**Task objective**
Print all the entries verbatim.

Data entries:
<<<<

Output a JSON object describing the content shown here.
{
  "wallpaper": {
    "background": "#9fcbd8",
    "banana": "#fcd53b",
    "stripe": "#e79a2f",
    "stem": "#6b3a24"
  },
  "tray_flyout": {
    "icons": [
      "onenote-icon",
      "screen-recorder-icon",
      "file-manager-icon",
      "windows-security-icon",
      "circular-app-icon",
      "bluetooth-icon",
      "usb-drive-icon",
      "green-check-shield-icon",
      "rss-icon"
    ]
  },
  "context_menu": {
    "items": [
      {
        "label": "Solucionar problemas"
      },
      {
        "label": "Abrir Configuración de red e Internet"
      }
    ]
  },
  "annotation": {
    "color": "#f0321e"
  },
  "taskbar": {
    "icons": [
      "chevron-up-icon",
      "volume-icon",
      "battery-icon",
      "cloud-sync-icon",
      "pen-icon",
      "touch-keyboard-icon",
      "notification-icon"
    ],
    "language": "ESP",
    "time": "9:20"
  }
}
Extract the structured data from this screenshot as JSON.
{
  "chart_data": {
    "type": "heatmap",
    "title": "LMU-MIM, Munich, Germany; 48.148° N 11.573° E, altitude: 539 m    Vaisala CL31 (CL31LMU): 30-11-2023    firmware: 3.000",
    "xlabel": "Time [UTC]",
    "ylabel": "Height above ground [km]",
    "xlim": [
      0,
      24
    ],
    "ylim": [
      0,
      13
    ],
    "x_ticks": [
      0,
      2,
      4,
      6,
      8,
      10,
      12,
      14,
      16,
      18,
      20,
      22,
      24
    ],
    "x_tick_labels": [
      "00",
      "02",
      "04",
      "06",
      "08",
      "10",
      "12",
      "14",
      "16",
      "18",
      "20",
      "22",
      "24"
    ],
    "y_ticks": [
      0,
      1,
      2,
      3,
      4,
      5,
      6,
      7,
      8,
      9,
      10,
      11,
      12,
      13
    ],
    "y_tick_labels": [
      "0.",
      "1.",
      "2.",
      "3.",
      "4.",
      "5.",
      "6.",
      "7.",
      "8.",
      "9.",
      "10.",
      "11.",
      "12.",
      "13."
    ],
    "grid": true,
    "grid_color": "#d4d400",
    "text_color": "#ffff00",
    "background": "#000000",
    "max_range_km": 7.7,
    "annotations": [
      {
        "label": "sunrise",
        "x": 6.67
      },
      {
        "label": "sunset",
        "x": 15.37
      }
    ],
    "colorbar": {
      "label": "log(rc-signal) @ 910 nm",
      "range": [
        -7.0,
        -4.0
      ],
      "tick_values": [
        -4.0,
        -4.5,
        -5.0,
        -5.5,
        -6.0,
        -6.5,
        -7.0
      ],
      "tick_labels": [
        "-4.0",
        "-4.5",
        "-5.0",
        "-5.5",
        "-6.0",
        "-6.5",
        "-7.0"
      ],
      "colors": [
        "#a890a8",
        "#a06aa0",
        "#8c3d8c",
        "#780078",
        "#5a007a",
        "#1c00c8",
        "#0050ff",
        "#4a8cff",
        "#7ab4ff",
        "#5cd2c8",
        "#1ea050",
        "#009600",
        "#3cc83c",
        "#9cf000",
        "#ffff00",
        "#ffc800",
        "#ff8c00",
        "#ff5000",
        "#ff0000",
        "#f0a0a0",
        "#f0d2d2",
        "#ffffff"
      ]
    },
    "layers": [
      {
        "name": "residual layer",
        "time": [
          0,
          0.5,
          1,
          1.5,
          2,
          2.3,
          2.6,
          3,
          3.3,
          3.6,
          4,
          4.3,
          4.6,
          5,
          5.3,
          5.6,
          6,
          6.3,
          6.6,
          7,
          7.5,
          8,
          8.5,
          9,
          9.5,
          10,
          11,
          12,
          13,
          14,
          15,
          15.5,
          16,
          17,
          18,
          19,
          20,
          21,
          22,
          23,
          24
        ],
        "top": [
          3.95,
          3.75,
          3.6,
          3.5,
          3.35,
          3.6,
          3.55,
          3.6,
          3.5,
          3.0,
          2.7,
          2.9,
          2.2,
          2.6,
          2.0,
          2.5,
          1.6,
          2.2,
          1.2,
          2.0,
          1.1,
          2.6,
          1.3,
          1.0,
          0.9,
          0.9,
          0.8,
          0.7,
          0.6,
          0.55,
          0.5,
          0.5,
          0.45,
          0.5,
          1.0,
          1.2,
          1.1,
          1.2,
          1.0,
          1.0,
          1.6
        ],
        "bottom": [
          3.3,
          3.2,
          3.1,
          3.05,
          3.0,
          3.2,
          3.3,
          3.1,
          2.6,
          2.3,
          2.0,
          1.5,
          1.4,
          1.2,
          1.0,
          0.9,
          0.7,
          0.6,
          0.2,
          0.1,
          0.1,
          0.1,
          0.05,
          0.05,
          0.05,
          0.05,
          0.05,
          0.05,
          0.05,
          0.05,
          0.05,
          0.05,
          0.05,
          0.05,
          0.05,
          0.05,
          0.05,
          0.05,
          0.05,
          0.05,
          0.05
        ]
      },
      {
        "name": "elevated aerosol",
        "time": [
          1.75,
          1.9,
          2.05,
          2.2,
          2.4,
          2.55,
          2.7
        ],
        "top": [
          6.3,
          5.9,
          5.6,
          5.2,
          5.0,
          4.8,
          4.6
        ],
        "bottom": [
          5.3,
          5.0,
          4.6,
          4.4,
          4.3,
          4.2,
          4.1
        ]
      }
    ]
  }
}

>>>>

**Complete output**
Output a JSON object describing the content shown here.
{
  "wallpaper": {
    "background": "#9fcbd8",
    "banana": "#fcd53b",
    "stripe": "#e79a2f",
    "stem": "#6b3a24"
  },
  "tray_flyout": {
    "icons": [
      "onenote-icon",
      "screen-recorder-icon",
      "file-manager-icon",
      "windows-security-icon",
      "circular-app-icon",
      "bluetooth-icon",
      "usb-drive-icon",
      "green-check-shield-icon",
      "rss-icon"
    ]
  },
  "context_menu": {
    "items": [
      {
        "label": "Solucionar problemas"
      },
      {
        "label": "Abrir Configuración de red e Internet"
      }
    ]
  },
  "annotation": {
    "color": "#f0321e"
  },
  "taskbar": {
    "icons": [
      "chevron-up-icon",
      "volume-icon",
      "battery-icon",
      "cloud-sync-icon",
      "pen-icon",
      "touch-keyboard-icon",
      "notification-icon"
    ],
    "language": "ESP",
    "time": "9:20"
  }
}
Extract the structured data from this screenshot as JSON.
{
  "chart_data": {
    "type": "heatmap",
    "title": "LMU-MIM, Munich, Germany; 48.148° N 11.573° E, altitude: 539 m    Vaisala CL31 (CL31LMU): 30-11-2023    firmware: 3.000",
    "xlabel": "Time [UTC]",
    "ylabel": "Height above ground [km]",
    "xlim": [
      0,
      24
    ],
    "ylim": [
      0,
      13
    ],
    "x_ticks": [
      0,
      2,
      4,
      6,
      8,
      10,
      12,
      14,
      16,
      18,
      20,
      22,
      24
    ],
    "x_tick_labels": [
      "00",
      "02",
      "04",
      "06",
      "08",
      "10",
      "12",
      "14",
      "16",
      "18",
      "20",
      "22",
      "24"
    ],
    "y_ticks": [
      0,
      1,
      2,
      3,
      4,
      5,
      6,
      7,
      8,
      9,
      10,
      11,
      12,
      13
    ],
    "y_tick_labels": [
      "0.",
      "1.",
      "2.",
      "3.",
      "4.",
      "5.",
      "6.",
      "7.",
      "8.",
      "9.",
      "10.",
      "11.",
      "12.",
      "13."
    ],
    "grid": true,
    "grid_color": "#d4d400",
    "text_color": "#ffff00",
    "background": "#000000",
    "max_range_km": 7.7,
    "annotations": [
      {
        "label": "sunrise",
        "x": 6.67
      },
      {
        "label": "sunset",
        "x": 15.37
      }
    ],
    "colorbar": {
      "label": "log(rc-signal) @ 910 nm",
      "range": [
        -7.0,
        -4.0
      ],
      "tick_values": [
        -4.0,
        -4.5,
        -5.0,
        -5.5,
        -6.0,
        -6.5,
        -7.0
      ],
      "tick_labels": [
        "-4.0",
        "-4.5",
        "-5.0",
        "-5.5",
        "-6.0",
        "-6.5",
        "-7.0"
      ],
      "colors": [
        "#a890a8",
        "#a06aa0",
        "#8c3d8c",
        "#780078",
        "#5a007a",
        "#1c00c8",
        "#0050ff",
        "#4a8cff",
        "#7ab4ff",
        "#5cd2c8",
        "#1ea050",
        "#009600",
        "#3cc83c",
        "#9cf000",
        "#ffff00",
        "#ffc800",
        "#ff8c00",
        "#ff5000",
        "#ff0000",
        "#f0a0a0",
        "#f0d2d2",
        "#ffffff"
      ]
    },
    "layers": [
      {
        "name": "residual layer",
        "time": [
          0,
          0.5,
          1,
          1.5,
          2,
          2.3,
          2.6,
          3,
          3.3,
          3.6,
          4,
          4.3,
          4.6,
          5,
          5.3,
          5.6,
          6,
          6.3,
          6.6,
          7,
          7.5,
          8,
          8.5,
          9,
          9.5,
          10,
          11,
          12,
          13,
          14,
          15,
          15.5,
          16,
          17,
          18,
          19,
          20,
          21,
          22,
          23,
          24
        ],
        "top": [
          3.95,
          3.75,
          3.6,
          3.5,
          3.35,
          3.6,
          3.55,
          3.6,
          3.5,
          3.0,
          2.7,
          2.9,
          2.2,
          2.6,
          2.0,
          2.5,
          1.6,
          2.2,
          1.2,
          2.0,
          1.1,
          2.6,
          1.3,
          1.0,
          0.9,
          0.9,
          0.8,
          0.7,
          0.6,
          0.55,
          0.5,
          0.5,
          0.45,
          0.5,
          1.0,
          1.2,
          1.1,
          1.2,
          1.0,
          1.0,
          1.6
        ],
        "bottom": [
          3.3,
          3.2,
          3.1,
          3.05,
          3.0,
          3.2,
          3.3,
          3.1,
          2.6,
          2.3,
          2.0,
          1.5,
          1.4,
          1.2,
          1.0,
          0.9,
          0.7,
          0.6,
          0.2,
          0.1,
          0.1,
          0.1,
          0.05,
          0.05,
          0.05,
          0.05,
          0.05,
          0.05,
          0.05,
          0.05,
          0.05,
          0.05,
          0.05,
          0.05,
          0.05,
          0.05,
          0.05,
          0.05,
          0.05,
          0.05,
          0.05
        ]
      },
      {
        "name": "elevated aerosol",
        "time": [
          1.75,
          1.9,
          2.05,
          2.2,
          2.4,
          2.55,
          2.7
        ],
        "top": [
          6.3,
          5.9,
          5.6,
          5.2,
          5.0,
          4.8,
          4.6
        ],
        "bottom": [
          5.3,
          5.0,
          4.6,
          4.4,
          4.3,
          4.2,
          4.1
        ]
      }
    ]
  }
}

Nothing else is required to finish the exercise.